**WORK TO BE COMPLETED:**
Exactly how many lines have the word "structured"? Answer with the bare number.

**INPUT RECORDS:**
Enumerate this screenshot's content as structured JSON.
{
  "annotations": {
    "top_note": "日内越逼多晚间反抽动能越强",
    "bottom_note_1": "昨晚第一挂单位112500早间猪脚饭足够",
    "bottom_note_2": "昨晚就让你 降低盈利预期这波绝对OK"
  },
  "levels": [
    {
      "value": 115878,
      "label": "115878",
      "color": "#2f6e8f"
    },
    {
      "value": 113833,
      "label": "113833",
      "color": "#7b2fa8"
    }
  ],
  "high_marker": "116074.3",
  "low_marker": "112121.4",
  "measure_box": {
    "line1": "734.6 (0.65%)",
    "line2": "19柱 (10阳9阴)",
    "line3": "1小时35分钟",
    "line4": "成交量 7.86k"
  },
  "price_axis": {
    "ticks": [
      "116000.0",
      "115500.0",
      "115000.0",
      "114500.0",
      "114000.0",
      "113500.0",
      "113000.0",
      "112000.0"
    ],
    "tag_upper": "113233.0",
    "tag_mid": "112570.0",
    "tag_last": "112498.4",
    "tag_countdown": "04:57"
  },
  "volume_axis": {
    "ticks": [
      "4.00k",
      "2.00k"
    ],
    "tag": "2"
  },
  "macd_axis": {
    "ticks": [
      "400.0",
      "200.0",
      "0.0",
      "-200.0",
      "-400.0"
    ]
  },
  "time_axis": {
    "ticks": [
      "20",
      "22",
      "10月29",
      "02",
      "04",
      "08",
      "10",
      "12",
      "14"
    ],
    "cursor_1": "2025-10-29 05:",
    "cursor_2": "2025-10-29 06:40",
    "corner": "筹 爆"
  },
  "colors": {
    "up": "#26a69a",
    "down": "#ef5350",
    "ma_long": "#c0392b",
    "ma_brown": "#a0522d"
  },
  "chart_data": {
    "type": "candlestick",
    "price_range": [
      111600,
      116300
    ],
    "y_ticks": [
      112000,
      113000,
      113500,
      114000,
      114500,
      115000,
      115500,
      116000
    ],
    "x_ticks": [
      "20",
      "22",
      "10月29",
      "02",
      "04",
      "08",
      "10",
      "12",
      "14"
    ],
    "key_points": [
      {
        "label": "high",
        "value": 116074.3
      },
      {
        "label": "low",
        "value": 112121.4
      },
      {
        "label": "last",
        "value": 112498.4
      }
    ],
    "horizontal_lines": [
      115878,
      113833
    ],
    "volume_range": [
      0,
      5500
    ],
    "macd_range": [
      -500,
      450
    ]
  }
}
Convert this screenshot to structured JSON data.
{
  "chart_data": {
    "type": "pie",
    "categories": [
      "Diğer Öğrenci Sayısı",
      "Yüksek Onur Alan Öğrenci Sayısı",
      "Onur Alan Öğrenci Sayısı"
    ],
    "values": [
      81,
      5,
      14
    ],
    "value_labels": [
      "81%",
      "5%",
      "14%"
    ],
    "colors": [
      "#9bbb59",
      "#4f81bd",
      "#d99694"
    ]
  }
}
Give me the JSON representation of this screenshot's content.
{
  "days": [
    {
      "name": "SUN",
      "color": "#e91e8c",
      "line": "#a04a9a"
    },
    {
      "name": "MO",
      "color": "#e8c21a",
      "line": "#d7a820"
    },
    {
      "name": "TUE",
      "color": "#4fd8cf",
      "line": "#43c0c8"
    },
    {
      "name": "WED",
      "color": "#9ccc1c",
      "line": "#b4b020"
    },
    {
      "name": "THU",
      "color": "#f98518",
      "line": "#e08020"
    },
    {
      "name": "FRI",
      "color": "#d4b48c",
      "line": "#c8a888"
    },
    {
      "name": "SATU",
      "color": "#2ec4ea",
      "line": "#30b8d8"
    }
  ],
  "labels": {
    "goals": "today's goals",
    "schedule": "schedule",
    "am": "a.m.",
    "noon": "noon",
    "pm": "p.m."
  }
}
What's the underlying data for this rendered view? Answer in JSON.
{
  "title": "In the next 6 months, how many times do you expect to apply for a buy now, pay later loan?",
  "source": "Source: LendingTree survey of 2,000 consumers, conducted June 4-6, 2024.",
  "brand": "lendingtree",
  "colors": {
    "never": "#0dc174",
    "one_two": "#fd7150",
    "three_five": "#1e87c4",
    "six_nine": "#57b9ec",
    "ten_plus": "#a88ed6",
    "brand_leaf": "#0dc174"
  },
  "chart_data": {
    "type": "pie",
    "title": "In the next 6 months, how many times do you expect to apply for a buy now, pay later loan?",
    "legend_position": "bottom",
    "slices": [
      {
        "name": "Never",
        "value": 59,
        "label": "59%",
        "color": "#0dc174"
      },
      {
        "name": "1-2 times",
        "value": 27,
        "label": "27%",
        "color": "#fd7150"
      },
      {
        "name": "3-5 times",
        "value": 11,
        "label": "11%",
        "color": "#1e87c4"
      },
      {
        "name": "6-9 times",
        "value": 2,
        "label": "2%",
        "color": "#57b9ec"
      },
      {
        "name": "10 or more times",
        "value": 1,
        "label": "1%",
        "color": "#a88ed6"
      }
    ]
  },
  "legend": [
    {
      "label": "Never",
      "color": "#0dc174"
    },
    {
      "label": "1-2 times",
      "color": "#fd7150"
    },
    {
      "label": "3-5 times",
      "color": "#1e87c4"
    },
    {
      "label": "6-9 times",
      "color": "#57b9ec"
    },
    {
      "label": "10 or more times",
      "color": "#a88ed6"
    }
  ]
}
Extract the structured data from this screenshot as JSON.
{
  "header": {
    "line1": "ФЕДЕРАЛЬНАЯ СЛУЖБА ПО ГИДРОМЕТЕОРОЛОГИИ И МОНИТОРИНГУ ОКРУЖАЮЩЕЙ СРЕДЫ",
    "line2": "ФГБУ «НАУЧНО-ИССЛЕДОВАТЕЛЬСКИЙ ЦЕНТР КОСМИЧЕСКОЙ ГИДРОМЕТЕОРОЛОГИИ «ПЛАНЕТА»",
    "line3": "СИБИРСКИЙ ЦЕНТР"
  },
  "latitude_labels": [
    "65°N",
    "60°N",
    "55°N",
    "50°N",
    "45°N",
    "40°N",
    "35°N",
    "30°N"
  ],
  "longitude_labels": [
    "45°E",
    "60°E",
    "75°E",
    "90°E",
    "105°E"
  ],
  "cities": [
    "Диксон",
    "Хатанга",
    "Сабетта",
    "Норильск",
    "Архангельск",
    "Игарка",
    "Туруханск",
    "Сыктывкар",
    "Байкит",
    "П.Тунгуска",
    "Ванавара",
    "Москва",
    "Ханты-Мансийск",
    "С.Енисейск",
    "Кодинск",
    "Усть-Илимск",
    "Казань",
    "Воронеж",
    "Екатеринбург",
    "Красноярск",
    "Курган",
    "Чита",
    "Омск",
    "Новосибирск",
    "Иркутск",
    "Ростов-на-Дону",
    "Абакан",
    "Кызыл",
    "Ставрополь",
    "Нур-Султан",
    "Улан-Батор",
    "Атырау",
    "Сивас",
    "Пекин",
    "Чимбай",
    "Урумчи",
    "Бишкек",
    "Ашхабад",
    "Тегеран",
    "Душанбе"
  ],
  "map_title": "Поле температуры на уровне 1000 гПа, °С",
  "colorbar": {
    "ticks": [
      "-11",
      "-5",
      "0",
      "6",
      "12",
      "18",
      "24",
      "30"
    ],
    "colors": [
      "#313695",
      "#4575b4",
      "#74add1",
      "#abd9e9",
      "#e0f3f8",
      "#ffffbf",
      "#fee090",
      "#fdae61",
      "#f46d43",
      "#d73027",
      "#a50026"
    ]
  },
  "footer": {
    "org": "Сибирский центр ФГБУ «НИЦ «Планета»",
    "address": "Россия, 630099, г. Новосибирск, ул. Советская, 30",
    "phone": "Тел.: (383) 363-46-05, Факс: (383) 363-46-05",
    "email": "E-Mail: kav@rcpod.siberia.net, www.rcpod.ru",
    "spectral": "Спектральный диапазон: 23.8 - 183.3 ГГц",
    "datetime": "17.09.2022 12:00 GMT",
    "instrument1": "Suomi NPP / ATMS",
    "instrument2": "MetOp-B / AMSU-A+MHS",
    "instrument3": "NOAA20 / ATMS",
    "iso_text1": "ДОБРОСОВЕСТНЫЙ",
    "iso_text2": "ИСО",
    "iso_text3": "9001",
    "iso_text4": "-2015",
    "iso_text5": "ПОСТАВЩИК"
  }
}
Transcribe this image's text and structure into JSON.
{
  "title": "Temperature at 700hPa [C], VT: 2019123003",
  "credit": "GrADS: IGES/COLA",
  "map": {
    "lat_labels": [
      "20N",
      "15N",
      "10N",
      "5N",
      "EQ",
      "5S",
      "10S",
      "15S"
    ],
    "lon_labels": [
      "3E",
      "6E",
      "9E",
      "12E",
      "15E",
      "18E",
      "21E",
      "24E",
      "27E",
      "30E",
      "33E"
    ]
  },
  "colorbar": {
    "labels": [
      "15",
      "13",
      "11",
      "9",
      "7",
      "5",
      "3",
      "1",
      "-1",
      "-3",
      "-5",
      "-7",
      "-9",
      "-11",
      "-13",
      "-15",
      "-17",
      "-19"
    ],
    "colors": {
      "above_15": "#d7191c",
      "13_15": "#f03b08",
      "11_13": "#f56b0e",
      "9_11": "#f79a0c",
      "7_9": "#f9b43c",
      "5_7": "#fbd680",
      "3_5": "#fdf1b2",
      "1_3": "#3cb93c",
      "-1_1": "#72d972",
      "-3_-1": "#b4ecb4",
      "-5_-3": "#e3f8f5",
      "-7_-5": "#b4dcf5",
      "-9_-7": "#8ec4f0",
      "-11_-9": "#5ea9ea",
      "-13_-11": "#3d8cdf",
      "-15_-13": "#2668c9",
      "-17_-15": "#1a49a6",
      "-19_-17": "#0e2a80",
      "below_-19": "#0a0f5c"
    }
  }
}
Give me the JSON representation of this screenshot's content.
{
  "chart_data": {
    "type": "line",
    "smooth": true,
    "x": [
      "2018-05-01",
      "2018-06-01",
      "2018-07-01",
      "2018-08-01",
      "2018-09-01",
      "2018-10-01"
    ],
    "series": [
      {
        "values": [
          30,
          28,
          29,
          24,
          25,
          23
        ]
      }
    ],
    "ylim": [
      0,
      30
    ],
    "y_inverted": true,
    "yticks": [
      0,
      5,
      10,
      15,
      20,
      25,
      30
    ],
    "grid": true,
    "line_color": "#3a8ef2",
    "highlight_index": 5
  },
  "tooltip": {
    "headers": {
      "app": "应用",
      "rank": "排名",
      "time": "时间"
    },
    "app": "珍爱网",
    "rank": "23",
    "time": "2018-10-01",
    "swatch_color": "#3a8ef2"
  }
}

**RESULT FOR THIS TASK:**
3